- [Data records]:
+--

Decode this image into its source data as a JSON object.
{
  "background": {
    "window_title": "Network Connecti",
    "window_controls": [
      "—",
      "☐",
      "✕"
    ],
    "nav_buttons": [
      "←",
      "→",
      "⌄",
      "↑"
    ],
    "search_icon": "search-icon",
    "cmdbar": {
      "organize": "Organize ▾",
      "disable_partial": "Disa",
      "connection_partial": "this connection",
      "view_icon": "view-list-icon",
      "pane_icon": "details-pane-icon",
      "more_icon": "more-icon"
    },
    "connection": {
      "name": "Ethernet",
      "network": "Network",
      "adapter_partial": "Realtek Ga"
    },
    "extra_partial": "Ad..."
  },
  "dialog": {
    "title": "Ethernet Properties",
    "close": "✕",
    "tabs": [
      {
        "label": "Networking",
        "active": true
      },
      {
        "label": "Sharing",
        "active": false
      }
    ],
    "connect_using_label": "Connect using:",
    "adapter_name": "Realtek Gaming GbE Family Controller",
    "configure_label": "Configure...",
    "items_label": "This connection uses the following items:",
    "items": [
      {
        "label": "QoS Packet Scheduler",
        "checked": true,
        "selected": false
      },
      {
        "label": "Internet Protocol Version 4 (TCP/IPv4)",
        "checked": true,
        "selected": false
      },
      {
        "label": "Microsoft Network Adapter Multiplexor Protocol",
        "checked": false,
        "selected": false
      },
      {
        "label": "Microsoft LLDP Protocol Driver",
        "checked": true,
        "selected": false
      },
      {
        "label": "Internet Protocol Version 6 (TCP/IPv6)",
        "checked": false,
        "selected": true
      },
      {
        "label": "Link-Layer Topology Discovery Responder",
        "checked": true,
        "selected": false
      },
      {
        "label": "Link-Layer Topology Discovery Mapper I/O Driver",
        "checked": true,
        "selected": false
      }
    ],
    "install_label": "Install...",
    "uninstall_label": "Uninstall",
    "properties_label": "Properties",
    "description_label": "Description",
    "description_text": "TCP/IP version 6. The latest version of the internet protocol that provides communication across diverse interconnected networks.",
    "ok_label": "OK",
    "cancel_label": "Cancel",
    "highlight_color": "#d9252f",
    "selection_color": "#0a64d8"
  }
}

+--

- [Written problem]: Write out the entries in full, exactly as given.

- [Response to this exercise]:
Decode this image into its source data as a JSON object.
{
  "background": {
    "window_title": "Network Connecti",
    "window_controls": [
      "—",
      "☐",
      "✕"
    ],
    "nav_buttons": [
      "←",
      "→",
      "⌄",
      "↑"
    ],
    "search_icon": "search-icon",
    "cmdbar": {
      "organize": "Organize ▾",
      "disable_partial": "Disa",
      "connection_partial": "this connection",
      "view_icon": "view-list-icon",
      "pane_icon": "details-pane-icon",
      "more_icon": "more-icon"
    },
    "connection": {
      "name": "Ethernet",
      "network": "Network",
      "adapter_partial": "Realtek Ga"
    },
    "extra_partial": "Ad..."
  },
  "dialog": {
    "title": "Ethernet Properties",
    "close": "✕",
    "tabs": [
      {
        "label": "Networking",
        "active": true
      },
      {
        "label": "Sharing",
        "active": false
      }
    ],
    "connect_using_label": "Connect using:",
    "adapter_name": "Realtek Gaming GbE Family Controller",
    "configure_label": "Configure...",
    "items_label": "This connection uses the following items:",
    "items": [
      {
        "label": "QoS Packet Scheduler",
        "checked": true,
        "selected": false
      },
      {
        "label": "Internet Protocol Version 4 (TCP/IPv4)",
        "checked": true,
        "selected": false
      },
      {
        "label": "Microsoft Network Adapter Multiplexor Protocol",
        "checked": false,
        "selected": false
      },
      {
        "label": "Microsoft LLDP Protocol Driver",
        "checked": true,
        "selected": false
      },
      {
        "label": "Internet Protocol Version 6 (TCP/IPv6)",
        "checked": false,
        "selected": true
      },
      {
        "label": "Link-Layer Topology Discovery Responder",
        "checked": true,
        "selected": false
      },
      {
        "label": "Link-Layer Topology Discovery Mapper I/O Driver",
        "checked": true,
        "selected": false
      }
    ],
    "install_label": "Install...",
    "uninstall_label": "Uninstall",
    "properties_label": "Properties",
    "description_label": "Description",
    "description_text": "TCP/IP version 6. The latest version of the internet protocol that provides communication across diverse interconnected networks.",
    "ok_label": "OK",
    "cancel_label": "Cancel",
    "highlight_color": "#d9252f",
    "selection_color": "#0a64d8"
  }
}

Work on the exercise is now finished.